%%

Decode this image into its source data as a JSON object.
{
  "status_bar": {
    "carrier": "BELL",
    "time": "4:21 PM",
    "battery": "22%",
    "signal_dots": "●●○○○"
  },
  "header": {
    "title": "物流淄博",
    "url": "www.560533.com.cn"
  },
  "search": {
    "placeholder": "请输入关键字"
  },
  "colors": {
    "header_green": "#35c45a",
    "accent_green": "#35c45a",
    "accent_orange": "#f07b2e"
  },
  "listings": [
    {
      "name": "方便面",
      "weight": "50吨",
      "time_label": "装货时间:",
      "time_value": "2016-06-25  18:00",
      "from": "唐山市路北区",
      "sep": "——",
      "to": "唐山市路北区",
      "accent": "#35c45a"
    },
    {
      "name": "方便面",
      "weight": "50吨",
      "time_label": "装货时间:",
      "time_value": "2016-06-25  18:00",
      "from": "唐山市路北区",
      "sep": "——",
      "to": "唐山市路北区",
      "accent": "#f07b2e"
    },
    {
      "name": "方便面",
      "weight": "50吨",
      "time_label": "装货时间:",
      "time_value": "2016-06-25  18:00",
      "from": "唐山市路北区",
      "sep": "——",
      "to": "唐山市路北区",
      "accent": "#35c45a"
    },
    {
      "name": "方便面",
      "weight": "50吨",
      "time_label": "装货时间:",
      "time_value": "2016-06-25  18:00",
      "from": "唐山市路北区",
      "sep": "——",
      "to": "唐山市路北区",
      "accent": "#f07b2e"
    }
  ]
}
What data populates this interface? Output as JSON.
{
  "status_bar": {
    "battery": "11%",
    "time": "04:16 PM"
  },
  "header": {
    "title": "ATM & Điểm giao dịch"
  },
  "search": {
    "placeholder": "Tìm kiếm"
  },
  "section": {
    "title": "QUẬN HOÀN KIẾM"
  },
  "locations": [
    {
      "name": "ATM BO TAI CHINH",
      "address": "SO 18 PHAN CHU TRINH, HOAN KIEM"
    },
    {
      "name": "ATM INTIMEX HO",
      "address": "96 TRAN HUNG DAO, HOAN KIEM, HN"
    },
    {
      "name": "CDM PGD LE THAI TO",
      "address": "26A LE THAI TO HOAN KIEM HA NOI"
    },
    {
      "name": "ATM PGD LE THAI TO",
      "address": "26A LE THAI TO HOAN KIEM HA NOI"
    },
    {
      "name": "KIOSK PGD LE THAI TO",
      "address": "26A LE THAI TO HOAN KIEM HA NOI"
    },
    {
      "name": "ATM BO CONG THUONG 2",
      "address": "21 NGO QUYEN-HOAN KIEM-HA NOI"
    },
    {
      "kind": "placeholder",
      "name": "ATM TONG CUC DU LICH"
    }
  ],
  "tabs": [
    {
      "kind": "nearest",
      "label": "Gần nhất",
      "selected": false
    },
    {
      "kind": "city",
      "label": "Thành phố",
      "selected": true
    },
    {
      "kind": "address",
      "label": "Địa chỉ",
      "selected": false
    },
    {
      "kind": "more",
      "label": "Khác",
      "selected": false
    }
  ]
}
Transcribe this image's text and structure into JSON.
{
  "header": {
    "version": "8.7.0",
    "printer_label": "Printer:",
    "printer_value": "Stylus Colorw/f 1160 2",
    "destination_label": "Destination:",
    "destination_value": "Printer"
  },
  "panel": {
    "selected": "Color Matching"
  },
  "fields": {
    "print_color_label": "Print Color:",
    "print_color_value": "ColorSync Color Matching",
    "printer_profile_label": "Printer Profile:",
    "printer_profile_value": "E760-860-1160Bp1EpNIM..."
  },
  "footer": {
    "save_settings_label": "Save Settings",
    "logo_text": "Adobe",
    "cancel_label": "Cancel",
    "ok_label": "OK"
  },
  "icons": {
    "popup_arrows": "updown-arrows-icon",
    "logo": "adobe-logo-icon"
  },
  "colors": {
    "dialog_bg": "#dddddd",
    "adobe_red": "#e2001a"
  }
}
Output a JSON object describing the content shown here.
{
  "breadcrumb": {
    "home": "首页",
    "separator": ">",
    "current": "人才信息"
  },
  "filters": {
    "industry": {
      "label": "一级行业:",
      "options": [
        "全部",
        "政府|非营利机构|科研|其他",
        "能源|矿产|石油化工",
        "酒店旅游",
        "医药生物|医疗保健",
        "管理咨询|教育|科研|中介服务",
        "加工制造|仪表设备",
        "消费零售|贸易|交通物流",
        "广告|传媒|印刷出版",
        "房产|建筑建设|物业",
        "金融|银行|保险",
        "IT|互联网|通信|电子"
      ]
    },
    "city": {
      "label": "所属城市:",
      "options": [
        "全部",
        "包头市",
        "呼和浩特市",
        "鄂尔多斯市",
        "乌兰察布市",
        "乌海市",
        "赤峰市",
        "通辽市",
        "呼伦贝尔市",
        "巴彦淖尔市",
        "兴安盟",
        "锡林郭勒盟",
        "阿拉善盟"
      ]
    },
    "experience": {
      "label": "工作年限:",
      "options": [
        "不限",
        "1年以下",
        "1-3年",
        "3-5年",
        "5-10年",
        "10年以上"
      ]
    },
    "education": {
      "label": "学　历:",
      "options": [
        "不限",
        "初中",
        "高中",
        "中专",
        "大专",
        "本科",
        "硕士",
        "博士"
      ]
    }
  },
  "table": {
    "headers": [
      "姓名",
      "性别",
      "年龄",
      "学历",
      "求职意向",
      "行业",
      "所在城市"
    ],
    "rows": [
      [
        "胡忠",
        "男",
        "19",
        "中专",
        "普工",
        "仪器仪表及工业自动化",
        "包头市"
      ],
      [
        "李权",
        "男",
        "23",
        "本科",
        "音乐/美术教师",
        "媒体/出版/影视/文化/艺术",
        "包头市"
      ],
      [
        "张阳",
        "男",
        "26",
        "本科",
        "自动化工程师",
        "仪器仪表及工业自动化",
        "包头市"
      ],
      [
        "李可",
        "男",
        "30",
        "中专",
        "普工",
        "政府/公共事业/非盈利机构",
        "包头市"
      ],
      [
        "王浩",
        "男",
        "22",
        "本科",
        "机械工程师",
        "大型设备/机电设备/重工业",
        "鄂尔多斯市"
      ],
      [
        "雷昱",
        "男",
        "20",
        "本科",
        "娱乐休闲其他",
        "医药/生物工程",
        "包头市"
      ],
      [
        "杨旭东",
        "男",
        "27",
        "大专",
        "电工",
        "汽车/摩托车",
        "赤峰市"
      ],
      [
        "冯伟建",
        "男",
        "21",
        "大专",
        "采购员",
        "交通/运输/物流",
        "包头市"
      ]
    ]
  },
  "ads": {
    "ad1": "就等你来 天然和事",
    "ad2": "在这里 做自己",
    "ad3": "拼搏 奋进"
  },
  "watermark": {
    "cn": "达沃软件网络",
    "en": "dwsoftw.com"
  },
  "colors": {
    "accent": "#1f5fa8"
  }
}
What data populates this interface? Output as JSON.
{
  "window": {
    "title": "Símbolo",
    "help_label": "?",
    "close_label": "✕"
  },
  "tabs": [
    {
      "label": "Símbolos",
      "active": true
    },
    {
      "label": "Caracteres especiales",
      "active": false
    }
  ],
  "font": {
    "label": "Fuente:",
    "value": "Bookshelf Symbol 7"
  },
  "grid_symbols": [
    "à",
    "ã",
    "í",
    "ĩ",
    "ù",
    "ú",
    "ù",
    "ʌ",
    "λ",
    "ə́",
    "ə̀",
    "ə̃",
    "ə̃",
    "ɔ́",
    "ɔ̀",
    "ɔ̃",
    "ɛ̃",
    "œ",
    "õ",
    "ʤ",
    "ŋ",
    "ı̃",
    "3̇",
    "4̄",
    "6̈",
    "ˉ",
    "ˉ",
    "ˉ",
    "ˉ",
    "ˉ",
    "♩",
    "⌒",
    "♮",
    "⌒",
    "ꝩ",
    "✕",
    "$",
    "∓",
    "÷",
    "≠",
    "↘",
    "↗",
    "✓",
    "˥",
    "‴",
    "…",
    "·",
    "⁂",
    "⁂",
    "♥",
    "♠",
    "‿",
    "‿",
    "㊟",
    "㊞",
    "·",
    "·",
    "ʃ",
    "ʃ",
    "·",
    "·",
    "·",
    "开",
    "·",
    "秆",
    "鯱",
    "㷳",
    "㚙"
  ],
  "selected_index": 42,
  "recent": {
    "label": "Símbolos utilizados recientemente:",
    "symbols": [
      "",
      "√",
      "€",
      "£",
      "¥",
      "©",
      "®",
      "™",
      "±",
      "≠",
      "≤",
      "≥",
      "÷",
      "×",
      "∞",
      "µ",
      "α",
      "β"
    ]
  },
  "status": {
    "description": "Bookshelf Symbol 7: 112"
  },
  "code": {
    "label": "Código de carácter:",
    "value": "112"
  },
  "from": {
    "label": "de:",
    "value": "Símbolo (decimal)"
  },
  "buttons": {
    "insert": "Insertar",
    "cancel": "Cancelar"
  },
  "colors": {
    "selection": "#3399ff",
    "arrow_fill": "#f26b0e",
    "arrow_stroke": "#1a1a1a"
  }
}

%%

## Given problem
Identify all lines in the records above with the word "address".

## Solution to this problem
      "address": "SO 18 PHAN CHU TRINH, HOAN KIEM"
      "address": "96 TRAN HUNG DAO, HOAN KIEM, HN"
      "address": "26A LE THAI TO HOAN KIEM HA NOI"
      "address": "26A LE THAI TO HOAN KIEM HA NOI"
      "address": "26A LE THAI TO HOAN KIEM HA NOI"
      "address": "21 NGO QUYEN-HOAN KIEM-HA NOI"
      "kind": "address",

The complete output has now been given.